» **Text to read**
____________________

[Spambayes] Multi-User configuration

Thu May 26 01:30:28 CEST 2005

> I'm looking to setup SpamBayes for a small network of users,
> about 25, who are all using Outlook 2002. I would ideally like
> the spam database to be shared across by everyone,

Is there a reason for that?  The very strength of filters like SpamBayes is
that they are trained to the individual.  It would also mean that
installation was simple.

[...]
> It looks like I could set up each client to look at a shared
> drive on a file server, and then just make sure that their
> profile name was unique (which is all easy enough). It seems
> to be working ok for the two test machines I have sharing the
> database. I created the initial database from from a large
> sample (about 400 spam and 400 good messages), and now each is
> able to add new spam or good messages to the filter as they go.

Basically, you're pointing both instances of the Outlook plug-in at the same
database file, correct?

[...]
> That's all fine, but I want to be sure if I will run into any
> trouble doing this on a larger scale, with all 25 users.

Yes, you will run into a lot of trouble.  You will find that the database
gets regularly corrupted (you'll find this will the two users, as well, but
it may take a bit longer).

____________________

» **Information provided**
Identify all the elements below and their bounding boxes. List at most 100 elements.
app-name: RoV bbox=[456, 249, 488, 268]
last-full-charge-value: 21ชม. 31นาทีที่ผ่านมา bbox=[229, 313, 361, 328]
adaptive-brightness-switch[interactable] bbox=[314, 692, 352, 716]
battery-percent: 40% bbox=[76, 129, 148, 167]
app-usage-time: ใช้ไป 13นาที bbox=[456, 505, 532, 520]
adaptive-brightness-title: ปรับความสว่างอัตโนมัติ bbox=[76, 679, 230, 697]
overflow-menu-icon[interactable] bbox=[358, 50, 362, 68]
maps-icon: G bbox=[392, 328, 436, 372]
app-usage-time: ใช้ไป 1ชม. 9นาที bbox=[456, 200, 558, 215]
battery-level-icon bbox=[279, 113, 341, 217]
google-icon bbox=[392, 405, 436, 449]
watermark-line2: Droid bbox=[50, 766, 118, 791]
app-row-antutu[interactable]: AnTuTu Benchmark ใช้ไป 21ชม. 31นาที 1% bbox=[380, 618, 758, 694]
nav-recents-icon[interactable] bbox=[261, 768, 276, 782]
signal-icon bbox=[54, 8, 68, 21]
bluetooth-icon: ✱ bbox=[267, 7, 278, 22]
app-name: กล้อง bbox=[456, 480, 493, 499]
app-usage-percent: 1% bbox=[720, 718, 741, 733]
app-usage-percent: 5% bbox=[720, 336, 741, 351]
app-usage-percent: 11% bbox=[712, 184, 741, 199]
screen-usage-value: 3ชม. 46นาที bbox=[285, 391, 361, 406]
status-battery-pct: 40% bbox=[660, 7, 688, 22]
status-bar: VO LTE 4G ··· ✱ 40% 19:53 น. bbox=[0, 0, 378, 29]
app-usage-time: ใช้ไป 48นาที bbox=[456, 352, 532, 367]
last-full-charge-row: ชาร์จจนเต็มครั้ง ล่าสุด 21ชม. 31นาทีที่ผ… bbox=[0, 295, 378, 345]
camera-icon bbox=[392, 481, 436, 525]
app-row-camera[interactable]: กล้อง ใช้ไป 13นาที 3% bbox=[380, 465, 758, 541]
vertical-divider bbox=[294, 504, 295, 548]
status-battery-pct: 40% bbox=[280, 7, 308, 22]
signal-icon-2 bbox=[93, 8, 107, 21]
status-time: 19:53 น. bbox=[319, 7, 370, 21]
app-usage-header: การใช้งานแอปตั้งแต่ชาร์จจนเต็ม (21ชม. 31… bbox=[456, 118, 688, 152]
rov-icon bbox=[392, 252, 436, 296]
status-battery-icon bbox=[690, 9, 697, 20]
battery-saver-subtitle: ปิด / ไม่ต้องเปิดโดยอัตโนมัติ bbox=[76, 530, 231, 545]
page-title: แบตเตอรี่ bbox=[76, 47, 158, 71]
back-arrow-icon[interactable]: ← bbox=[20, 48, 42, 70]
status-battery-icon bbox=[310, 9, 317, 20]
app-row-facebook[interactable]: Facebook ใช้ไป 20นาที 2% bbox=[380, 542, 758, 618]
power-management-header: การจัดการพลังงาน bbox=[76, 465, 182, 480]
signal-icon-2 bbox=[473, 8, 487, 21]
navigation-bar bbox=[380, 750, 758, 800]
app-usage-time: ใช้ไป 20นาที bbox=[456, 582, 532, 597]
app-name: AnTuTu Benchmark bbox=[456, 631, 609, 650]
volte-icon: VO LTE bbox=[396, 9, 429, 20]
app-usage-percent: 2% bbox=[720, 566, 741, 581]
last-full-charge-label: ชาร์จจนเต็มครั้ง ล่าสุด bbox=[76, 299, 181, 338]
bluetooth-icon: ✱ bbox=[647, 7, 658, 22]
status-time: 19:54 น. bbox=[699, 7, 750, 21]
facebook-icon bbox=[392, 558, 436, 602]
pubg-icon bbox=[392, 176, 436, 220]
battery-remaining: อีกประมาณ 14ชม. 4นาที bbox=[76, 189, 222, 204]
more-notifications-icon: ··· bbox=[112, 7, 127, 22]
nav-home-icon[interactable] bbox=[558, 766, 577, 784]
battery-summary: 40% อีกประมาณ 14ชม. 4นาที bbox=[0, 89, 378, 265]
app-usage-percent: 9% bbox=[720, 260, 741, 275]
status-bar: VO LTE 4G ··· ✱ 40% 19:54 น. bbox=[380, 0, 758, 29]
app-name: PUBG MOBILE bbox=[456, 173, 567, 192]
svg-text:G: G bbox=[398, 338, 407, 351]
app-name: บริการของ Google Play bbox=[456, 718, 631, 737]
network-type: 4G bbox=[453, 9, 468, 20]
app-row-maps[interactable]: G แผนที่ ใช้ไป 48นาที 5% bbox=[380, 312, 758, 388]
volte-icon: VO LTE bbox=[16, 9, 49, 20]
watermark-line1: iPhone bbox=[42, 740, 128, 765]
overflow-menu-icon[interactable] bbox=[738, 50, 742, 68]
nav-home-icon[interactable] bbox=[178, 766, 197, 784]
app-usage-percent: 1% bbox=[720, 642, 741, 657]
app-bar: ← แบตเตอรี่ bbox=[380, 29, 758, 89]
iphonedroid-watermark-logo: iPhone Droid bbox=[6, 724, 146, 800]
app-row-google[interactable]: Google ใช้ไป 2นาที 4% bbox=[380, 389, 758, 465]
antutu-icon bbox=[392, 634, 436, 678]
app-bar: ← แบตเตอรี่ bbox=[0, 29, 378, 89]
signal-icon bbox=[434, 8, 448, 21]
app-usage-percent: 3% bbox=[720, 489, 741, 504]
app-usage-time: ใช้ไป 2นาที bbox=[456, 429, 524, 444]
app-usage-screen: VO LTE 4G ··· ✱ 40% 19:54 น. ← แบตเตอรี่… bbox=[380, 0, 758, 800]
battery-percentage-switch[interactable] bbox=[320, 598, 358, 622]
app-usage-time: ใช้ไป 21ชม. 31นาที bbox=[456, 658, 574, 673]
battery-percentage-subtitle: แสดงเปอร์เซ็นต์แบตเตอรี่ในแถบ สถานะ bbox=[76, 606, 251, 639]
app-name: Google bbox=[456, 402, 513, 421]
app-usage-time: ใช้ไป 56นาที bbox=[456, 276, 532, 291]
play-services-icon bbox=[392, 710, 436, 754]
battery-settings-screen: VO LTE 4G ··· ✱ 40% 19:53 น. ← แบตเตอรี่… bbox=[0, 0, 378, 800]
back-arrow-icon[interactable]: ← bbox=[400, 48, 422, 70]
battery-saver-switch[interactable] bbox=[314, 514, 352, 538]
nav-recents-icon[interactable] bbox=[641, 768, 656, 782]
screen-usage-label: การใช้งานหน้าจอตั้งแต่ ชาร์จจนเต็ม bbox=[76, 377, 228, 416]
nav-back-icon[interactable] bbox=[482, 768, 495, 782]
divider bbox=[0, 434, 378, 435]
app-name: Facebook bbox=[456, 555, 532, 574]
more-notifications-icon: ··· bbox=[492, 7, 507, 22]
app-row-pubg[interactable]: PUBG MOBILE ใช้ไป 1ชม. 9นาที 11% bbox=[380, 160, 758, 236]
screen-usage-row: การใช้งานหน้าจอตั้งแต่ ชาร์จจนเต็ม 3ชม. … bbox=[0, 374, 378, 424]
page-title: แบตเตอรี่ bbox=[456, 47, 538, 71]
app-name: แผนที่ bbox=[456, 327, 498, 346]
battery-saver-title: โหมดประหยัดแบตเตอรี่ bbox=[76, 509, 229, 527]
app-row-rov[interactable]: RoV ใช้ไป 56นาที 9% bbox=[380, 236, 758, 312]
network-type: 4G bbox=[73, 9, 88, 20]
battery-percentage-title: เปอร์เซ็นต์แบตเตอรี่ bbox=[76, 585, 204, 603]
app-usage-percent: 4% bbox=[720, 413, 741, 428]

____________________

» **Directives**
a. Reproduce the records verbatim, from their first line through the line containing "app-name: กล้อง bbox=[456, 480, 493, 499]".
b. Pick up the SpamBayes multi-user configuration thread from where it stops.

» **Answers given**
a.
Identify all the elements below and their bounding boxes. List at most 100 elements.
app-name: RoV bbox=[456, 249, 488, 268]
last-full-charge-value: 21ชม. 31นาทีที่ผ่านมา bbox=[229, 313, 361, 328]
adaptive-brightness-switch[interactable] bbox=[314, 692, 352, 716]
battery-percent: 40% bbox=[76, 129, 148, 167]
app-usage-time: ใช้ไป 13นาที bbox=[456, 505, 532, 520]
adaptive-brightness-title: ปรับความสว่างอัตโนมัติ bbox=[76, 679, 230, 697]
overflow-menu-icon[interactable] bbox=[358, 50, 362, 68]
maps-icon: G bbox=[392, 328, 436, 372]
app-usage-time: ใช้ไป 1ชม. 9นาที bbox=[456, 200, 558, 215]
battery-level-icon bbox=[279, 113, 341, 217]
google-icon bbox=[392, 405, 436, 449]
watermark-line2: Droid bbox=[50, 766, 118, 791]
app-row-antutu[interactable]: AnTuTu Benchmark ใช้ไป 21ชม. 31นาที 1% bbox=[380, 618, 758, 694]
nav-recents-icon[interactable] bbox=[261, 768, 276, 782]
signal-icon bbox=[54, 8, 68, 21]
bluetooth-icon: ✱ bbox=[267, 7, 278, 22]
app-name: กล้อง bbox=[456, 480, 493, 499]

b.
SpamBayes doesn't have any support for concurrent access to the database,
which is what you are after here.  There are various ways you could achieve
this, but none are easy:

  1.  You could leave the plug-in running as it does by default, with
individual databases, and create a script that synchronises them at some
point (e.g. overnight) when they are not being used.

  2.  IIRC, some of the experimental database backends (mysql (1.0+),
postgresql (1.0+), ZODB/ZEO (1.1a1+)) can manage concurrent access.
However, you'd have to add additional code to handle this (with ZEO, at
least; I don't really know what the situation with the SQL ones are) -
basically if concurrent access is attempted, it will raise an exception,
which you can catch, wait, and try again later.

  3.  You could leave the plug-in running as it does by default, with
individual databases, and have a script that creates a fresh database from
messages in certain folders (easy with spam, hard with ham) overnight, and
replace the individual databases with it.

  4.  You could do the filtering server-side somehow (e.g.
<http://spambayes.org/server_side.html>), although I'm not sure how you
would work in the bit about the users doing their own training.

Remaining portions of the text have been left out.